SOURCE TEXT:
+ + + + + + +
Dragon beam is a horizontal, diagonal beam in the corner(s) of some traditional timber-framed buildings. The term is commonly used in both hip roof framing and jettying. Older publications may use the synonyms dragging beam, dragging piece, dragging tie, dragon piece or dragon tie. Inconsistencies in modern usage are discussed below. In French it is called a coyer or enrayure.

==Etymology==
The etymology of dragon is unclear. The term may be descended from German träger (a carrier), Danish dragere (bearing beam, joist, girder) or Dutch draagbalk (beam). The origin has also been proposed as a corruption of diagonal or diagon.
+ + + + + + +
SOURCE MATERIAL:

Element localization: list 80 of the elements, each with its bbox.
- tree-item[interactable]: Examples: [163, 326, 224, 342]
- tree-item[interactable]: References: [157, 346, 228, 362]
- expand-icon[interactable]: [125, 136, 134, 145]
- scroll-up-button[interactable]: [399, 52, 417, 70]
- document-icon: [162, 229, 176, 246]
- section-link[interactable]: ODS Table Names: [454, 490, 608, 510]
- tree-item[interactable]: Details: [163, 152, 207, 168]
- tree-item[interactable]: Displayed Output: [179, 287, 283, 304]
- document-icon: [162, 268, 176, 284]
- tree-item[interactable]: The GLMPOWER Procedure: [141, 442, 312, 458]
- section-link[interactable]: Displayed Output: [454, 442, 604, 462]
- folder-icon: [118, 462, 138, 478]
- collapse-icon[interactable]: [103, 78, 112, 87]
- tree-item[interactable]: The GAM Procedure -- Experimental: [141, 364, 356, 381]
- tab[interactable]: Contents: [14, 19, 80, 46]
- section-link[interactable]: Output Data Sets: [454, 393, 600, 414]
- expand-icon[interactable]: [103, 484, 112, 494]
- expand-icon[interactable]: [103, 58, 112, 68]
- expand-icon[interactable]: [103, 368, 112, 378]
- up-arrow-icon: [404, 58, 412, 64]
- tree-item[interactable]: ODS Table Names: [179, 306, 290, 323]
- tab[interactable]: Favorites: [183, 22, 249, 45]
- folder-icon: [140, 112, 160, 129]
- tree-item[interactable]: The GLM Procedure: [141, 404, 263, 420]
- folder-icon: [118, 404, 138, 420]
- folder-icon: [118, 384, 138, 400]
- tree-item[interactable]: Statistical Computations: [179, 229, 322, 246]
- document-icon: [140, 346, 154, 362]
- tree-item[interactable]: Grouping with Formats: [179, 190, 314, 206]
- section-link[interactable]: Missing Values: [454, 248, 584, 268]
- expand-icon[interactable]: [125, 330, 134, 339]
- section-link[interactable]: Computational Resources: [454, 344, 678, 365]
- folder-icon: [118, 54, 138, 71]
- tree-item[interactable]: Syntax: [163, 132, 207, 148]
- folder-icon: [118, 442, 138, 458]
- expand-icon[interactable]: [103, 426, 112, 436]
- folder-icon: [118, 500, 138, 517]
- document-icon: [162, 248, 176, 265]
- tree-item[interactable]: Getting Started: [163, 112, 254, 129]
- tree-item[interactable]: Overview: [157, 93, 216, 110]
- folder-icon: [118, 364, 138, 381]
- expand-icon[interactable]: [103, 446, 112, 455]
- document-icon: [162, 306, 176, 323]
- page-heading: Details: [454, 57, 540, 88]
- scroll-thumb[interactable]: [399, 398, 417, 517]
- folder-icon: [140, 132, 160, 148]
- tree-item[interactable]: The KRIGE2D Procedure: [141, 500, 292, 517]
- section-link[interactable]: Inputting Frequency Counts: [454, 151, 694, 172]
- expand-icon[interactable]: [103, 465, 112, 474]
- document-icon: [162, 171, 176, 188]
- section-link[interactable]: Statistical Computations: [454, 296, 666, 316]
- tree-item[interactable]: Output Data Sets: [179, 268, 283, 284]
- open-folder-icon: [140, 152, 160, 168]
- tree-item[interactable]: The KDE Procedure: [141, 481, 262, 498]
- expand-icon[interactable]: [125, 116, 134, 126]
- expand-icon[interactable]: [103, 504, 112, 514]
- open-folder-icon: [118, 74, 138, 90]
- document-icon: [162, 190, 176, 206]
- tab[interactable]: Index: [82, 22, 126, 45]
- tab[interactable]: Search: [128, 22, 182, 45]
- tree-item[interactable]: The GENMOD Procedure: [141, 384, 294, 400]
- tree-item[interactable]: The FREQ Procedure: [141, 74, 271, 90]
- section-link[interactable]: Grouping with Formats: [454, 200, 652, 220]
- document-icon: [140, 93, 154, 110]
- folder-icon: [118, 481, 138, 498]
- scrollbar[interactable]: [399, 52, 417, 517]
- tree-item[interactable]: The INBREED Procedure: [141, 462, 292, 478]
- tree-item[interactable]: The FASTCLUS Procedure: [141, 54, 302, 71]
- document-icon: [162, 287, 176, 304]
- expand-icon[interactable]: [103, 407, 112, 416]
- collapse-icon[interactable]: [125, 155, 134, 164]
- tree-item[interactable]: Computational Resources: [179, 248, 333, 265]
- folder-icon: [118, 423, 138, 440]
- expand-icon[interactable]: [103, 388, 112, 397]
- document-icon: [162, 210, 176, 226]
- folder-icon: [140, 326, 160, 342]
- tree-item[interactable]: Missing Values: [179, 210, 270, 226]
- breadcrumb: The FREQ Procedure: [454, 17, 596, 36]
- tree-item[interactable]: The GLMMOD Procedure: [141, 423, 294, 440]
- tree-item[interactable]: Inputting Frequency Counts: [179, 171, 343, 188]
+ + + + + + +
WHAT THIS TASK INVOLVES: In the dragon beam text, what is the beam called in French? Rely only on the text about dragon beams for your answers.

SOLUTION: It is called a coyer or enrayure.